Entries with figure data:
• • • • •
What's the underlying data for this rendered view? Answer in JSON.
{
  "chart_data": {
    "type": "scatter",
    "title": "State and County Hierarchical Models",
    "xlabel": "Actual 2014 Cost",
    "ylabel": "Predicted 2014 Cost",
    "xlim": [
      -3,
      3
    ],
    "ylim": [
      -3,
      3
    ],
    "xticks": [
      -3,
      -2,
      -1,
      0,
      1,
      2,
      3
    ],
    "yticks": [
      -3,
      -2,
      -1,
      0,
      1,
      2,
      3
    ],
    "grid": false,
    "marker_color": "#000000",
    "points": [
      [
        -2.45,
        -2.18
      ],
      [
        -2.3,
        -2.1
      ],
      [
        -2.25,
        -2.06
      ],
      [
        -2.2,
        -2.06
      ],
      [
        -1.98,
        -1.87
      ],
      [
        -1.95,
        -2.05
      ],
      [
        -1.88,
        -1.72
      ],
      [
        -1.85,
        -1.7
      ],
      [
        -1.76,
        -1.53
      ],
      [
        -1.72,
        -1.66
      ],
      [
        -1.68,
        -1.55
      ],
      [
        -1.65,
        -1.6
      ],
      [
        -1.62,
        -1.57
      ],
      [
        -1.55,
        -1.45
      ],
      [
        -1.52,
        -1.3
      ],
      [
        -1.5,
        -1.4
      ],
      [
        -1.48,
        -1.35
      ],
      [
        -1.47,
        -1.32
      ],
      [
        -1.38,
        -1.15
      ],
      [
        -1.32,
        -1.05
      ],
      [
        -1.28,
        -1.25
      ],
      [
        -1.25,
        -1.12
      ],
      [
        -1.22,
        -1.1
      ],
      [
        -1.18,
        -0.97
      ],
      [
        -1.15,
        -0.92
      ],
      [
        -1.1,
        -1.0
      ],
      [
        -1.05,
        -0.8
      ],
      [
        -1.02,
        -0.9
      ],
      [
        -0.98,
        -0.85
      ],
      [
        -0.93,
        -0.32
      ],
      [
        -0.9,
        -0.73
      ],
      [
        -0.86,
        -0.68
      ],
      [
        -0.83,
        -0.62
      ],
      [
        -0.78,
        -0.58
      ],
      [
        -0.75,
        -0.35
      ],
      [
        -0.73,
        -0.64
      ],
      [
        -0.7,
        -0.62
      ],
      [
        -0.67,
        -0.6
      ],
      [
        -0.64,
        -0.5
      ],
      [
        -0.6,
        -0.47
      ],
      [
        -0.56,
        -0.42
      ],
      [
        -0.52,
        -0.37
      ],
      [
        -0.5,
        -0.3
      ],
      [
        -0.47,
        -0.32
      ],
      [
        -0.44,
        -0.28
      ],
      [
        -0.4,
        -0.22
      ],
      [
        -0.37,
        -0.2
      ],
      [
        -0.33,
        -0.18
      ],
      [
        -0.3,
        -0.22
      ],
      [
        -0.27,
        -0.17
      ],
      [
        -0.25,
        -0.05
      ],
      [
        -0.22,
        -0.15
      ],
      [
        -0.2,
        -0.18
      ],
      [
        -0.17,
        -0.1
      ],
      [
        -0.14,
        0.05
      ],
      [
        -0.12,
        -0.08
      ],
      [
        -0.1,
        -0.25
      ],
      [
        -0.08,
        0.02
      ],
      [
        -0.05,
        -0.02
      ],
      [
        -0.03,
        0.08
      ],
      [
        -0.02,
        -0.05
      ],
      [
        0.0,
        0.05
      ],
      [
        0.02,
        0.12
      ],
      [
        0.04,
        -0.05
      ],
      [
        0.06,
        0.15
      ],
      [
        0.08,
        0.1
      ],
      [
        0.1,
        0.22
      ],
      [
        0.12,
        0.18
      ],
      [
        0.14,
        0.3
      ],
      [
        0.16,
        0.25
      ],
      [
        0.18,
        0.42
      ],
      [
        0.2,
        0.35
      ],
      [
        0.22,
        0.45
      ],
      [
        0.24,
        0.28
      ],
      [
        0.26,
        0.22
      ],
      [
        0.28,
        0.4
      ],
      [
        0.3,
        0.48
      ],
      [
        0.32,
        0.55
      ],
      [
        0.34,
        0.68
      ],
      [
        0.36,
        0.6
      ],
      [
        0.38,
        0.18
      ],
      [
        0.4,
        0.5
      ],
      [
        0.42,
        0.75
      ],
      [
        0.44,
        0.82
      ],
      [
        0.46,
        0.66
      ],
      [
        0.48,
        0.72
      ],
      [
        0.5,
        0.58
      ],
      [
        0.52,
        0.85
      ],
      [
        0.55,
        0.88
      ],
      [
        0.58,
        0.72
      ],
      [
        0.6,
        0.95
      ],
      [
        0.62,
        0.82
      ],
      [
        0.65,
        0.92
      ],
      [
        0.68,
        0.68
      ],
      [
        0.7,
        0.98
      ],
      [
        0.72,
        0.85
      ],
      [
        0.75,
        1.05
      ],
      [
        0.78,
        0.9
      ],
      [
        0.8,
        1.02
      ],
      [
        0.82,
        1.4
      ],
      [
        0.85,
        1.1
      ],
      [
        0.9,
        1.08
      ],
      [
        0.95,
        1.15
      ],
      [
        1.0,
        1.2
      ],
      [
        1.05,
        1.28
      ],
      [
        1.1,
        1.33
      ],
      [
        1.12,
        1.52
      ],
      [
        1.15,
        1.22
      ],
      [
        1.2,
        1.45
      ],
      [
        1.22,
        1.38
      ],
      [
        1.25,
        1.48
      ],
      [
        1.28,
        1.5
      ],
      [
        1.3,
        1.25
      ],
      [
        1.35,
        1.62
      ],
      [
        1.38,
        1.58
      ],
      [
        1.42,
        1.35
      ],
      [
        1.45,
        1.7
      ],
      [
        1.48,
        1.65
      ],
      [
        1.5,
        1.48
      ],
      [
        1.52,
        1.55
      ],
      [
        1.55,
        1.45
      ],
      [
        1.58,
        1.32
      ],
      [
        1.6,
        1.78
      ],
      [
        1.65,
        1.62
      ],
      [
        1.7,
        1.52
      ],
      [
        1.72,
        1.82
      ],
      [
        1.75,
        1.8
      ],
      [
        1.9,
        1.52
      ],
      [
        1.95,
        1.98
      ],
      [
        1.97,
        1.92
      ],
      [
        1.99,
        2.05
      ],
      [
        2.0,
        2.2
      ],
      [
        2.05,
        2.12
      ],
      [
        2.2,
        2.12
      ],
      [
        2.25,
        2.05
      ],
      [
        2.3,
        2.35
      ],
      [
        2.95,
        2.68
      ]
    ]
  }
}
• • • • •
Written request = Output each record precisely as given.

Complete answer =
What's the underlying data for this rendered view? Answer in JSON.
{
  "chart_data": {
    "type": "scatter",
    "title": "State and County Hierarchical Models",
    "xlabel": "Actual 2014 Cost",
    "ylabel": "Predicted 2014 Cost",
    "xlim": [
      -3,
      3
    ],
    "ylim": [
      -3,
      3
    ],
    "xticks": [
      -3,
      -2,
      -1,
      0,
      1,
      2,
      3
    ],
    "yticks": [
      -3,
      -2,
      -1,
      0,
      1,
      2,
      3
    ],
    "grid": false,
    "marker_color": "#000000",
    "points": [
      [
        -2.45,
        -2.18
      ],
      [
        -2.3,
        -2.1
      ],
      [
        -2.25,
        -2.06
      ],
      [
        -2.2,
        -2.06
      ],
      [
        -1.98,
        -1.87
      ],
      [
        -1.95,
        -2.05
      ],
      [
        -1.88,
        -1.72
      ],
      [
        -1.85,
        -1.7
      ],
      [
        -1.76,
        -1.53
      ],
      [
        -1.72,
        -1.66
      ],
      [
        -1.68,
        -1.55
      ],
      [
        -1.65,
        -1.6
      ],
      [
        -1.62,
        -1.57
      ],
      [
        -1.55,
        -1.45
      ],
      [
        -1.52,
        -1.3
      ],
      [
        -1.5,
        -1.4
      ],
      [
        -1.48,
        -1.35
      ],
      [
        -1.47,
        -1.32
      ],
      [
        -1.38,
        -1.15
      ],
      [
        -1.32,
        -1.05
      ],
      [
        -1.28,
        -1.25
      ],
      [
        -1.25,
        -1.12
      ],
      [
        -1.22,
        -1.1
      ],
      [
        -1.18,
        -0.97
      ],
      [
        -1.15,
        -0.92
      ],
      [
        -1.1,
        -1.0
      ],
      [
        -1.05,
        -0.8
      ],
      [
        -1.02,
        -0.9
      ],
      [
        -0.98,
        -0.85
      ],
      [
        -0.93,
        -0.32
      ],
      [
        -0.9,
        -0.73
      ],
      [
        -0.86,
        -0.68
      ],
      [
        -0.83,
        -0.62
      ],
      [
        -0.78,
        -0.58
      ],
      [
        -0.75,
        -0.35
      ],
      [
        -0.73,
        -0.64
      ],
      [
        -0.7,
        -0.62
      ],
      [
        -0.67,
        -0.6
      ],
      [
        -0.64,
        -0.5
      ],
      [
        -0.6,
        -0.47
      ],
      [
        -0.56,
        -0.42
      ],
      [
        -0.52,
        -0.37
      ],
      [
        -0.5,
        -0.3
      ],
      [
        -0.47,
        -0.32
      ],
      [
        -0.44,
        -0.28
      ],
      [
        -0.4,
        -0.22
      ],
      [
        -0.37,
        -0.2
      ],
      [
        -0.33,
        -0.18
      ],
      [
        -0.3,
        -0.22
      ],
      [
        -0.27,
        -0.17
      ],
      [
        -0.25,
        -0.05
      ],
      [
        -0.22,
        -0.15
      ],
      [
        -0.2,
        -0.18
      ],
      [
        -0.17,
        -0.1
      ],
      [
        -0.14,
        0.05
      ],
      [
        -0.12,
        -0.08
      ],
      [
        -0.1,
        -0.25
      ],
      [
        -0.08,
        0.02
      ],
      [
        -0.05,
        -0.02
      ],
      [
        -0.03,
        0.08
      ],
      [
        -0.02,
        -0.05
      ],
      [
        0.0,
        0.05
      ],
      [
        0.02,
        0.12
      ],
      [
        0.04,
        -0.05
      ],
      [
        0.06,
        0.15
      ],
      [
        0.08,
        0.1
      ],
      [
        0.1,
        0.22
      ],
      [
        0.12,
        0.18
      ],
      [
        0.14,
        0.3
      ],
      [
        0.16,
        0.25
      ],
      [
        0.18,
        0.42
      ],
      [
        0.2,
        0.35
      ],
      [
        0.22,
        0.45
      ],
      [
        0.24,
        0.28
      ],
      [
        0.26,
        0.22
      ],
      [
        0.28,
        0.4
      ],
      [
        0.3,
        0.48
      ],
      [
        0.32,
        0.55
      ],
      [
        0.34,
        0.68
      ],
      [
        0.36,
        0.6
      ],
      [
        0.38,
        0.18
      ],
      [
        0.4,
        0.5
      ],
      [
        0.42,
        0.75
      ],
      [
        0.44,
        0.82
      ],
      [
        0.46,
        0.66
      ],
      [
        0.48,
        0.72
      ],
      [
        0.5,
        0.58
      ],
      [
        0.52,
        0.85
      ],
      [
        0.55,
        0.88
      ],
      [
        0.58,
        0.72
      ],
      [
        0.6,
        0.95
      ],
      [
        0.62,
        0.82
      ],
      [
        0.65,
        0.92
      ],
      [
        0.68,
        0.68
      ],
      [
        0.7,
        0.98
      ],
      [
        0.72,
        0.85
      ],
      [
        0.75,
        1.05
      ],
      [
        0.78,
        0.9
      ],
      [
        0.8,
        1.02
      ],
      [
        0.82,
        1.4
      ],
      [
        0.85,
        1.1
      ],
      [
        0.9,
        1.08
      ],
      [
        0.95,
        1.15
      ],
      [
        1.0,
        1.2
      ],
      [
        1.05,
        1.28
      ],
      [
        1.1,
        1.33
      ],
      [
        1.12,
        1.52
      ],
      [
        1.15,
        1.22
      ],
      [
        1.2,
        1.45
      ],
      [
        1.22,
        1.38
      ],
      [
        1.25,
        1.48
      ],
      [
        1.28,
        1.5
      ],
      [
        1.3,
        1.25
      ],
      [
        1.35,
        1.62
      ],
      [
        1.38,
        1.58
      ],
      [
        1.42,
        1.35
      ],
      [
        1.45,
        1.7
      ],
      [
        1.48,
        1.65
      ],
      [
        1.5,
        1.48
      ],
      [
        1.52,
        1.55
      ],
      [
        1.55,
        1.45
      ],
      [
        1.58,
        1.32
      ],
      [
        1.6,
        1.78
      ],
      [
        1.65,
        1.62
      ],
      [
        1.7,
        1.52
      ],
      [
        1.72,
        1.82
      ],
      [
        1.75,
        1.8
      ],
      [
        1.9,
        1.52
      ],
      [
        1.95,
        1.98
      ],
      [
        1.97,
        1.92
      ],
      [
        1.99,
        2.05
      ],
      [
        2.0,
        2.2
      ],
      [
        2.05,
        2.12
      ],
      [
        2.2,
        2.12
      ],
      [
        2.25,
        2.05
      ],
      [
        2.3,
        2.35
      ],
      [
        2.95,
        2.68
      ]
    ]
  }
}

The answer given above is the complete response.